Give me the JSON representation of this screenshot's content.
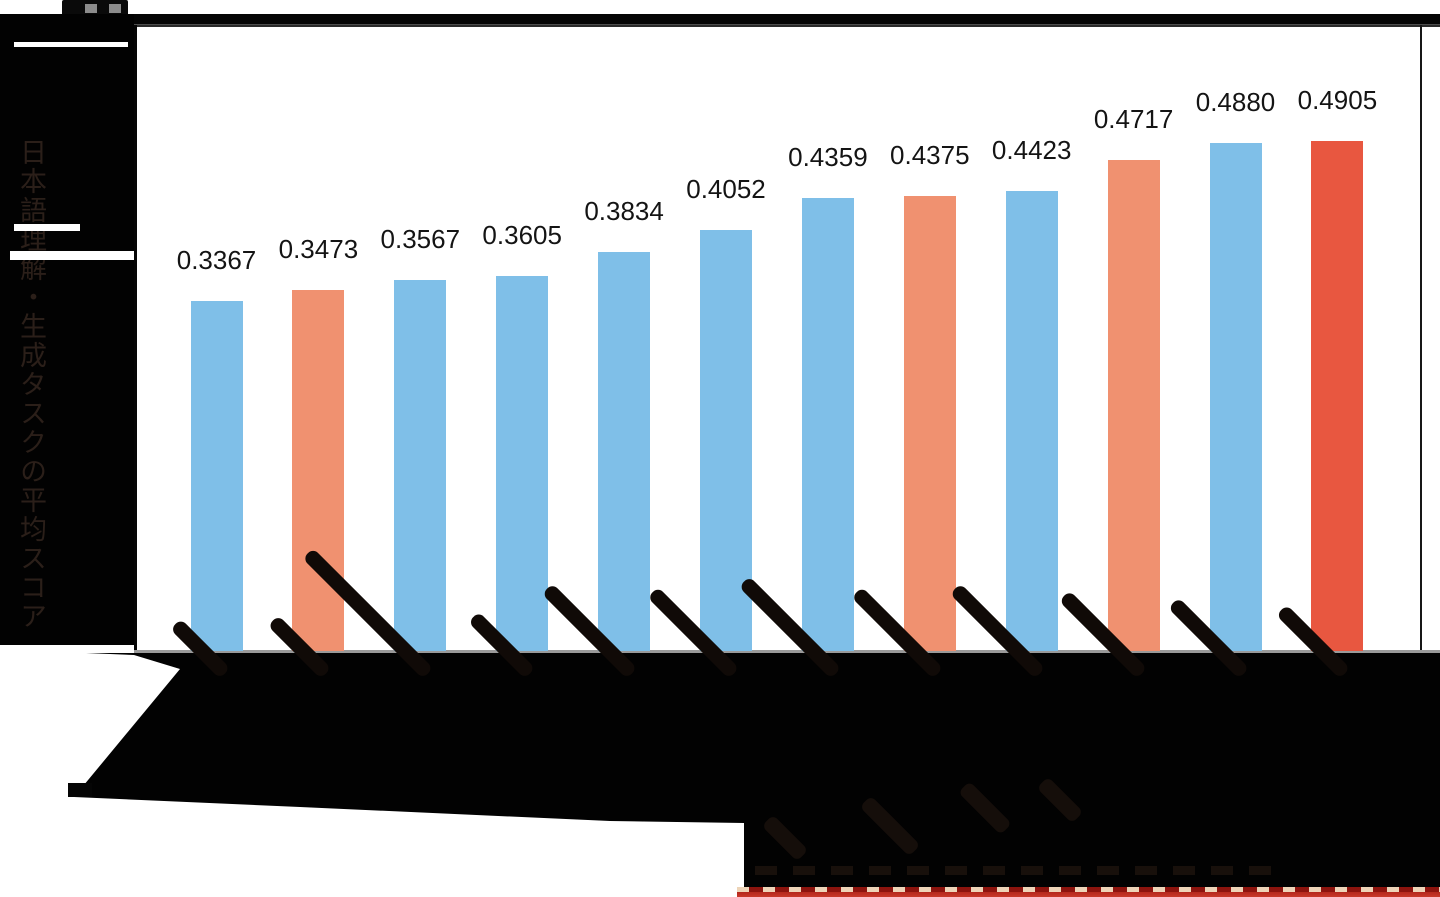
{
  "figure": {
    "y_axis_label": "日本語理解・生成タスクの平均スコア",
    "x_tick_labels_legible": false,
    "x_axis_caption_legible": false
  },
  "chart_data": {
    "type": "bar",
    "title": "",
    "xlabel": "",
    "ylabel": "日本語理解・生成タスクの平均スコア",
    "ylim": [
      0,
      0.6
    ],
    "grid": false,
    "legend": false,
    "categories": [
      "",
      "",
      "",
      "",
      "",
      "",
      "",
      "",
      "",
      "",
      "",
      ""
    ],
    "values": [
      0.3367,
      0.3473,
      0.3567,
      0.3605,
      0.3834,
      0.4052,
      0.4359,
      0.4375,
      0.4423,
      0.4717,
      0.488,
      0.4905
    ],
    "value_labels": [
      "0.3367",
      "0.3473",
      "0.3567",
      "0.3605",
      "0.3834",
      "0.4052",
      "0.4359",
      "0.4375",
      "0.4423",
      "0.4717",
      "0.4880",
      "0.4905"
    ],
    "bar_colors": [
      "#7FBFE8",
      "#F09170",
      "#7FBFE8",
      "#7FBFE8",
      "#7FBFE8",
      "#7FBFE8",
      "#7FBFE8",
      "#F09170",
      "#7FBFE8",
      "#F09170",
      "#7FBFE8",
      "#E85740"
    ],
    "default_color": "#7FBFE8",
    "secondary_color": "#F09170",
    "highlight_color": "#E85740",
    "underline_color": "#C9392A"
  }
}
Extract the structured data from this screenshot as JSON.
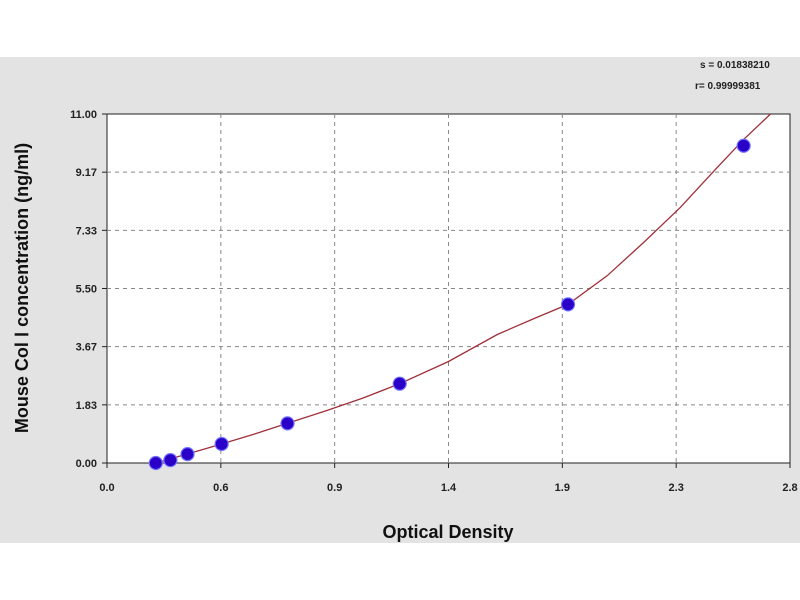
{
  "chart_data": {
    "type": "scatter",
    "xlabel": "Optical Density",
    "ylabel": "Mouse Col Ⅰ concentration (ng/ml)",
    "stats": [
      "s = 0.01838210",
      "r= 0.99999381"
    ],
    "x_ticks": [
      "0.0",
      "0.6",
      "0.9",
      "1.4",
      "1.9",
      "2.3",
      "2.8"
    ],
    "y_ticks": [
      "0.00",
      "1.83",
      "3.67",
      "5.50",
      "7.33",
      "9.17",
      "11.00"
    ],
    "xlim": [
      0.0,
      2.8
    ],
    "ylim": [
      0.0,
      11.0
    ],
    "grid": true,
    "point_color": "#2a00c8",
    "curve_color": "#a0303a",
    "x": [
      0.2,
      0.26,
      0.33,
      0.47,
      0.74,
      1.2,
      1.89,
      2.61
    ],
    "y": [
      0.0,
      0.09,
      0.28,
      0.6,
      1.25,
      2.5,
      5.0,
      10.0
    ],
    "fit_curve": {
      "x": [
        0.2,
        0.3,
        0.4,
        0.5,
        0.6,
        0.74,
        0.9,
        1.05,
        1.2,
        1.4,
        1.6,
        1.75,
        1.89,
        2.05,
        2.2,
        2.35,
        2.5,
        2.61,
        2.72
      ],
      "y": [
        0.0,
        0.22,
        0.44,
        0.67,
        0.9,
        1.25,
        1.65,
        2.05,
        2.5,
        3.2,
        4.05,
        4.55,
        5.0,
        5.9,
        6.95,
        8.05,
        9.3,
        10.2,
        11.0
      ]
    }
  }
}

Problem |
Reproduce the data word for word, excluding its pictures.

Worked answer |
Give me the JSON representation of this screenshot's content.
{
  "figure": {
    "y_axis_label": "日本語理解・生成タスクの平均スコア",
    "x_tick_labels_legible": false,
    "x_axis_caption_legible": false
  },
  "chart_data": {
    "type": "bar",
    "title": "",
    "xlabel": "",
    "ylabel": "日本語理解・生成タスクの平均スコア",
    "ylim": [
      0,
      0.6
    ],
    "grid": false,
    "legend": false,
    "categories": [
      "",
      "",
      "",
      "",
      "",
      "",
      "",
      "",
      "",
      "",
      "",
      ""
    ],
    "values": [
      0.3367,
      0.3473,
      0.3567,
      0.3605,
      0.3834,
      0.4052,
      0.4359,
      0.4375,
      0.4423,
      0.4717,
      0.488,
      0.4905
    ],
    "value_labels": [
      "0.3367",
      "0.3473",
      "0.3567",
      "0.3605",
      "0.3834",
      "0.4052",
      "0.4359",
      "0.4375",
      "0.4423",
      "0.4717",
      "0.4880",
      "0.4905"
    ],
    "bar_colors": [
      "#7FBFE8",
      "#F09170",
      "#7FBFE8",
      "#7FBFE8",
      "#7FBFE8",
      "#7FBFE8",
      "#7FBFE8",
      "#F09170",
      "#7FBFE8",
      "#F09170",
      "#7FBFE8",
      "#E85740"
    ],
    "default_color": "#7FBFE8",
    "secondary_color": "#F09170",
    "highlight_color": "#E85740",
    "underline_color": "#C9392A"
  }
}
Extract the structured data from this screenshot as JSON.
{
  "chart_data": {
    "type": "scatter",
    "xlabel": "Optical Density",
    "ylabel": "Mouse Col Ⅰ concentration (ng/ml)",
    "stats": [
      "s = 0.01838210",
      "r= 0.99999381"
    ],
    "x_ticks": [
      "0.0",
      "0.6",
      "0.9",
      "1.4",
      "1.9",
      "2.3",
      "2.8"
    ],
    "y_ticks": [
      "0.00",
      "1.83",
      "3.67",
      "5.50",
      "7.33",
      "9.17",
      "11.00"
    ],
    "xlim": [
      0.0,
      2.8
    ],
    "ylim": [
      0.0,
      11.0
    ],
    "grid": true,
    "point_color": "#2a00c8",
    "curve_color": "#a0303a",
    "x": [
      0.2,
      0.26,
      0.33,
      0.47,
      0.74,
      1.2,
      1.89,
      2.61
    ],
    "y": [
      0.0,
      0.09,
      0.28,
      0.6,
      1.25,
      2.5,
      5.0,
      10.0
    ],
    "fit_curve": {
      "x": [
        0.2,
        0.3,
        0.4,
        0.5,
        0.6,
        0.74,
        0.9,
        1.05,
        1.2,
        1.4,
        1.6,
        1.75,
        1.89,
        2.05,
        2.2,
        2.35,
        2.5,
        2.61,
        2.72
      ],
      "y": [
        0.0,
        0.22,
        0.44,
        0.67,
        0.9,
        1.25,
        1.65,
        2.05,
        2.5,
        3.2,
        4.05,
        4.55,
        5.0,
        5.9,
        6.95,
        8.05,
        9.3,
        10.2,
        11.0
      ]
    }
  }
}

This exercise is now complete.